==== ENTRIES SUPPLIED ====

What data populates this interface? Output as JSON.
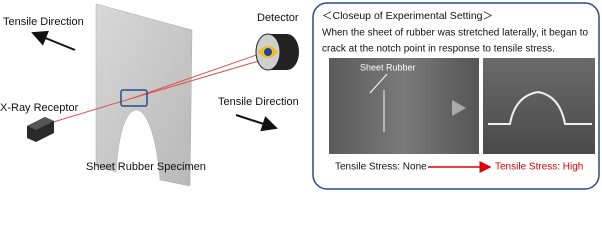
{
  "left": {
    "tensile_direction_top": "Tensile Direction",
    "tensile_direction_bottom": "Tensile Direction",
    "detector": "Detector",
    "xray_receptor": "X-Ray Receptor",
    "specimen": "Sheet Rubber Specimen"
  },
  "closeup": {
    "title": "＜Closeup of Experimental Setting＞",
    "description": [
      "When the sheet of rubber was stretched laterally, it began to",
      "crack at the notch point in response to tensile stress."
    ],
    "image_label": "Sheet Rubber",
    "stress_before": "Tensile Stress: None",
    "stress_after": "Tensile Stress: High"
  }
}
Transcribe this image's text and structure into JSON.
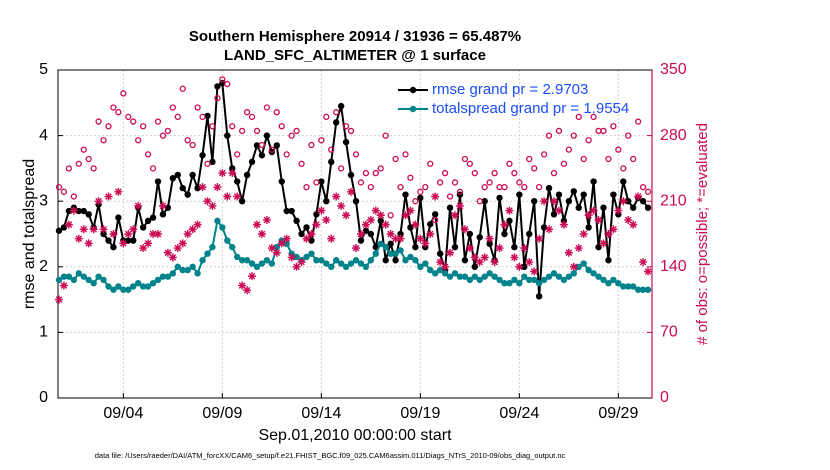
{
  "chart_data": {
    "type": "line",
    "title": [
      "Southern Hemisphere 20914 / 31936 = 65.487%",
      "LAND_SFC_ALTIMETER @ 1 surface"
    ],
    "xlabel": "Sep.01,2010 00:00:00 start",
    "ylabel": "rmse and totalspread",
    "y2label": "# of obs: o=possible; *=evaluated",
    "footnote": "data file: /Users/raeder/DAI/ATM_forcXX/CAM6_setup/f.e21.FHIST_BGC.f09_025.CAM6assim.011/Diags_NTrS_2010-09/obs_diag_output.nc",
    "grid": true,
    "legend": "upper right",
    "xlim": [
      0.7,
      30.7
    ],
    "xticks": [
      {
        "value": 4,
        "label": "09/04"
      },
      {
        "value": 9,
        "label": "09/09"
      },
      {
        "value": 14,
        "label": "09/14"
      },
      {
        "value": 19,
        "label": "09/19"
      },
      {
        "value": 24,
        "label": "09/24"
      },
      {
        "value": 29,
        "label": "09/29"
      }
    ],
    "ylim": [
      0,
      5
    ],
    "yticks": [
      0,
      1,
      2,
      3,
      4,
      5
    ],
    "y2lim": [
      0,
      350
    ],
    "y2ticks": [
      0,
      70,
      140,
      210,
      280,
      350
    ],
    "y2color": "#cc0a55",
    "x": [
      0.75,
      1,
      1.25,
      1.5,
      1.75,
      2,
      2.25,
      2.5,
      2.75,
      3,
      3.25,
      3.5,
      3.75,
      4,
      4.25,
      4.5,
      4.75,
      5,
      5.25,
      5.5,
      5.75,
      6,
      6.25,
      6.5,
      6.75,
      7,
      7.25,
      7.5,
      7.75,
      8,
      8.25,
      8.5,
      8.75,
      9,
      9.25,
      9.5,
      9.75,
      10,
      10.25,
      10.5,
      10.75,
      11,
      11.25,
      11.5,
      11.75,
      12,
      12.25,
      12.5,
      12.75,
      13,
      13.25,
      13.5,
      13.75,
      14,
      14.25,
      14.5,
      14.75,
      15,
      15.25,
      15.5,
      15.75,
      16,
      16.25,
      16.5,
      16.75,
      17,
      17.25,
      17.5,
      17.75,
      18,
      18.25,
      18.5,
      18.75,
      19,
      19.25,
      19.5,
      19.75,
      20,
      20.25,
      20.5,
      20.75,
      21,
      21.25,
      21.5,
      21.75,
      22,
      22.25,
      22.5,
      22.75,
      23,
      23.25,
      23.5,
      23.75,
      24,
      24.25,
      24.5,
      24.75,
      25,
      25.25,
      25.5,
      25.75,
      26,
      26.25,
      26.5,
      26.75,
      27,
      27.25,
      27.5,
      27.75,
      28,
      28.25,
      28.5,
      28.75,
      29,
      29.25,
      29.5,
      29.75,
      30,
      30.25,
      30.5
    ],
    "series": [
      {
        "name": "rmse grand pr = 2.9703",
        "color": "#000000",
        "marker": "filled",
        "values": [
          2.55,
          2.6,
          2.85,
          2.9,
          2.85,
          2.85,
          2.8,
          2.6,
          2.95,
          2.5,
          2.4,
          2.3,
          2.75,
          2.4,
          2.4,
          2.4,
          2.9,
          2.6,
          2.7,
          2.75,
          3.3,
          2.8,
          2.9,
          3.35,
          3.4,
          3.2,
          3.1,
          3.4,
          3.2,
          3.7,
          4.3,
          3.6,
          4.75,
          4.8,
          4.0,
          3.5,
          3.3,
          3.0,
          3.4,
          3.6,
          3.85,
          3.7,
          4.0,
          3.75,
          3.85,
          3.3,
          2.85,
          2.85,
          2.7,
          2.5,
          2.6,
          2.4,
          2.8,
          3.3,
          3.0,
          3.6,
          4.2,
          4.45,
          3.9,
          3.4,
          3.0,
          2.4,
          2.55,
          2.5,
          2.3,
          2.7,
          2.1,
          2.35,
          2.1,
          2.5,
          3.1,
          2.6,
          2.3,
          3.05,
          2.3,
          2.65,
          2.8,
          2.2,
          1.95,
          2.9,
          2.3,
          3.1,
          2.1,
          2.5,
          2.0,
          2.45,
          3.0,
          2.35,
          2.1,
          3.05,
          2.5,
          2.7,
          2.3,
          3.1,
          2.0,
          2.5,
          3.0,
          1.55,
          2.6,
          3.2,
          2.8,
          3.1,
          2.7,
          3.0,
          3.15,
          2.9,
          3.1,
          2.6,
          3.3,
          2.3,
          2.9,
          2.1,
          3.1,
          2.8,
          3.3,
          3.0,
          2.9,
          3.05,
          3.0,
          2.9
        ]
      },
      {
        "name": "totalspread grand pr = 1.9554",
        "color": "#00838a",
        "marker": "filled",
        "values": [
          1.8,
          1.85,
          1.85,
          1.8,
          1.9,
          1.85,
          1.8,
          1.75,
          1.85,
          1.8,
          1.7,
          1.65,
          1.7,
          1.65,
          1.65,
          1.7,
          1.75,
          1.7,
          1.7,
          1.75,
          1.8,
          1.85,
          1.85,
          1.9,
          2.0,
          1.95,
          1.95,
          2.0,
          1.9,
          2.1,
          2.2,
          2.3,
          2.7,
          2.6,
          2.4,
          2.3,
          2.15,
          2.1,
          2.1,
          2.05,
          2.0,
          2.05,
          2.1,
          2.05,
          2.3,
          2.4,
          2.35,
          2.2,
          2.15,
          2.1,
          2.15,
          2.2,
          2.1,
          2.1,
          2.05,
          2.0,
          2.1,
          2.05,
          2.0,
          2.05,
          2.1,
          2.05,
          2.0,
          2.1,
          2.2,
          2.35,
          2.3,
          2.2,
          2.2,
          2.25,
          2.1,
          2.15,
          2.1,
          2.0,
          2.05,
          1.95,
          1.9,
          1.95,
          1.9,
          1.85,
          1.9,
          1.85,
          1.85,
          1.8,
          1.85,
          1.8,
          1.85,
          1.9,
          1.85,
          1.8,
          1.75,
          1.75,
          1.8,
          1.75,
          1.85,
          1.8,
          1.8,
          1.75,
          1.8,
          1.85,
          1.9,
          1.85,
          1.8,
          1.85,
          1.9,
          2.0,
          2.05,
          1.95,
          1.9,
          1.85,
          1.8,
          1.75,
          1.8,
          1.75,
          1.7,
          1.7,
          1.7,
          1.65,
          1.65,
          1.65
        ]
      },
      {
        "color": "#cc0a55",
        "marker": "o",
        "axis": "y2",
        "values": [
          225,
          220,
          245,
          215,
          250,
          265,
          255,
          245,
          295,
          275,
          290,
          310,
          305,
          325,
          300,
          295,
          275,
          290,
          260,
          245,
          295,
          280,
          285,
          310,
          300,
          330,
          275,
          270,
          310,
          300,
          250,
          290,
          320,
          340,
          335,
          290,
          260,
          285,
          305,
          300,
          285,
          270,
          310,
          265,
          305,
          290,
          260,
          280,
          285,
          250,
          225,
          270,
          230,
          275,
          300,
          265,
          305,
          245,
          290,
          285,
          260,
          230,
          240,
          225,
          240,
          245,
          280,
          195,
          255,
          225,
          260,
          235,
          210,
          220,
          225,
          250,
          190,
          230,
          240,
          215,
          230,
          220,
          255,
          250,
          240,
          210,
          225,
          230,
          240,
          225,
          225,
          250,
          240,
          230,
          225,
          255,
          245,
          225,
          260,
          280,
          240,
          285,
          250,
          265,
          280,
          300,
          255,
          275,
          300,
          285,
          285,
          255,
          290,
          265,
          245,
          280,
          255,
          295,
          225,
          220
        ]
      },
      {
        "color": "#cc0a55",
        "marker": "*",
        "axis": "y2",
        "values": [
          105,
          120,
          185,
          200,
          170,
          180,
          165,
          180,
          210,
          180,
          215,
          175,
          220,
          165,
          175,
          180,
          205,
          160,
          165,
          175,
          175,
          205,
          155,
          150,
          160,
          165,
          175,
          180,
          185,
          225,
          210,
          205,
          225,
          240,
          215,
          240,
          215,
          120,
          115,
          130,
          185,
          175,
          190,
          160,
          155,
          165,
          170,
          150,
          140,
          145,
          170,
          175,
          185,
          200,
          190,
          170,
          215,
          205,
          195,
          220,
          160,
          175,
          185,
          190,
          200,
          195,
          185,
          175,
          170,
          170,
          195,
          200,
          185,
          170,
          165,
          175,
          215,
          145,
          140,
          155,
          195,
          205,
          180,
          160,
          150,
          145,
          150,
          170,
          145,
          160,
          185,
          200,
          150,
          140,
          160,
          145,
          135,
          170,
          210,
          180,
          210,
          200,
          185,
          155,
          140,
          160,
          175,
          195,
          200,
          190,
          165,
          175,
          180,
          200,
          210,
          190,
          185,
          215,
          145,
          135
        ]
      }
    ]
  }
}
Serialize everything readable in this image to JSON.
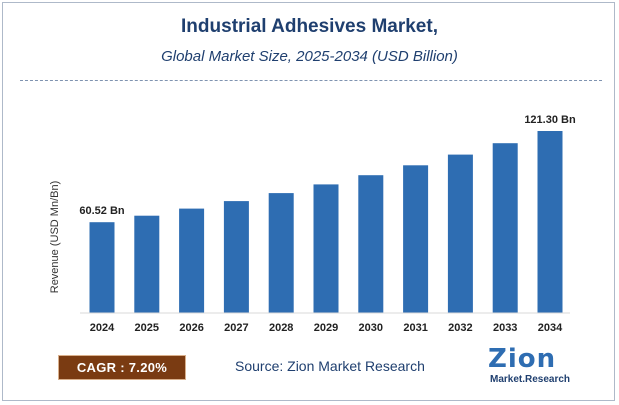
{
  "header": {
    "title": "Industrial Adhesives Market,",
    "subtitle": "Global Market Size, 2025-2034 (USD Billion)"
  },
  "chart_data": {
    "type": "bar",
    "categories": [
      "2024",
      "2025",
      "2026",
      "2027",
      "2028",
      "2029",
      "2030",
      "2031",
      "2032",
      "2033",
      "2034"
    ],
    "values": [
      60.52,
      64.88,
      69.55,
      74.56,
      79.93,
      85.69,
      91.86,
      98.47,
      105.56,
      113.16,
      121.3
    ],
    "data_labels": [
      {
        "index": 0,
        "text": "60.52 Bn"
      },
      {
        "index": 10,
        "text": "121.30 Bn"
      }
    ],
    "ylabel": "Revenue (USD Mn/Bn)",
    "xlabel": "",
    "bar_color": "#2e6db2",
    "grid": false
  },
  "footer": {
    "cagr": "CAGR : 7.20%",
    "source": "Source: Zion Market Research",
    "logo_big": "Zion",
    "logo_small": "Market.Research"
  },
  "colors": {
    "title": "#1f3f6f",
    "cagr_bg": "#7a3b12"
  }
}
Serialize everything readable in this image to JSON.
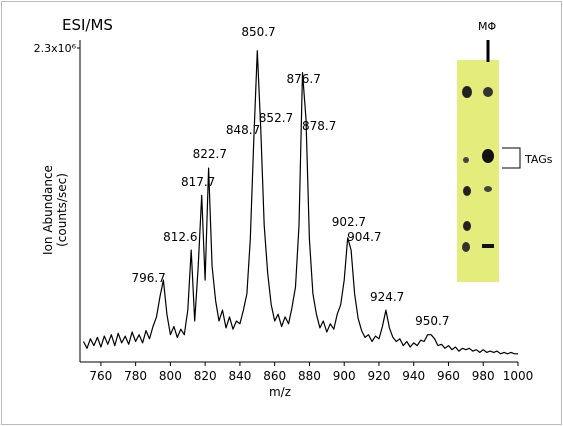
{
  "chart_data": {
    "type": "line",
    "title": "ESI/MS",
    "xlabel": "m/z",
    "ylabel": [
      "Ion Abundance",
      "(counts/sec)"
    ],
    "xlim": [
      748,
      1000
    ],
    "xticks": [
      760,
      780,
      800,
      820,
      840,
      860,
      880,
      900,
      920,
      940,
      960,
      980,
      1000
    ],
    "ylim": [
      0,
      2300000
    ],
    "yticks": [
      {
        "value": 2300000,
        "label": "2.3x10⁶"
      }
    ],
    "x": [
      750,
      752,
      754,
      756,
      758,
      760,
      762,
      764,
      766,
      768,
      770,
      772,
      774,
      776,
      778,
      780,
      782,
      784,
      786,
      788,
      790,
      792,
      794,
      796,
      798,
      800,
      802,
      804,
      806,
      808,
      810,
      812,
      814,
      816,
      818,
      820,
      822,
      824,
      826,
      828,
      830,
      832,
      834,
      836,
      838,
      840,
      842,
      844,
      846,
      848,
      850,
      852,
      854,
      856,
      858,
      860,
      862,
      864,
      866,
      868,
      870,
      872,
      874,
      876,
      878,
      880,
      882,
      884,
      886,
      888,
      890,
      892,
      894,
      896,
      898,
      900,
      902,
      904,
      906,
      908,
      910,
      912,
      914,
      916,
      918,
      920,
      922,
      924,
      926,
      928,
      930,
      932,
      934,
      936,
      938,
      940,
      942,
      944,
      946,
      948,
      950,
      952,
      954,
      956,
      958,
      960,
      962,
      964,
      966,
      968,
      970,
      972,
      974,
      976,
      978,
      980,
      982,
      984,
      986,
      988,
      990,
      992,
      994,
      996,
      998,
      1000
    ],
    "series": [
      {
        "color": "#000000",
        "values": [
          150000,
          100000,
          170000,
          120000,
          180000,
          110000,
          190000,
          130000,
          200000,
          120000,
          210000,
          140000,
          190000,
          130000,
          220000,
          150000,
          200000,
          140000,
          230000,
          170000,
          260000,
          330000,
          480000,
          600000,
          350000,
          200000,
          260000,
          180000,
          240000,
          200000,
          380000,
          820000,
          300000,
          700000,
          1220000,
          600000,
          1420000,
          700000,
          450000,
          300000,
          380000,
          250000,
          330000,
          240000,
          300000,
          280000,
          380000,
          500000,
          900000,
          1630000,
          2280000,
          1700000,
          1000000,
          650000,
          420000,
          300000,
          350000,
          260000,
          330000,
          280000,
          400000,
          550000,
          1000000,
          2120000,
          1780000,
          900000,
          500000,
          350000,
          250000,
          300000,
          220000,
          280000,
          240000,
          350000,
          420000,
          600000,
          910000,
          820000,
          500000,
          320000,
          230000,
          180000,
          200000,
          150000,
          190000,
          170000,
          260000,
          380000,
          250000,
          180000,
          150000,
          170000,
          120000,
          150000,
          110000,
          140000,
          120000,
          160000,
          150000,
          200000,
          200000,
          170000,
          120000,
          130000,
          100000,
          120000,
          90000,
          110000,
          80000,
          100000,
          90000,
          100000,
          80000,
          90000,
          70000,
          90000,
          70000,
          80000,
          70000,
          80000,
          60000,
          70000,
          60000,
          70000,
          60000,
          60000
        ]
      }
    ],
    "peak_labels": [
      850.7,
      876.7,
      848.7,
      852.7,
      878.7,
      822.7,
      817.7,
      812.6,
      796.7,
      902.7,
      904.7,
      924.7,
      950.7
    ],
    "inset_labels": {
      "lane": "MΦ",
      "band": "TAGs"
    }
  }
}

====

### GOAL
Lines holding the word "Market" in the entries above are the ones to pull out. Copy them all.

### SOLUTION
    "title": "Industrial Adhesives Market,",
    "subtitle": "Global Market Size, 2025-2034 (USD Billion)"
    "source": "Source: Zion Market Research",
    "logo_small": "Market.Research"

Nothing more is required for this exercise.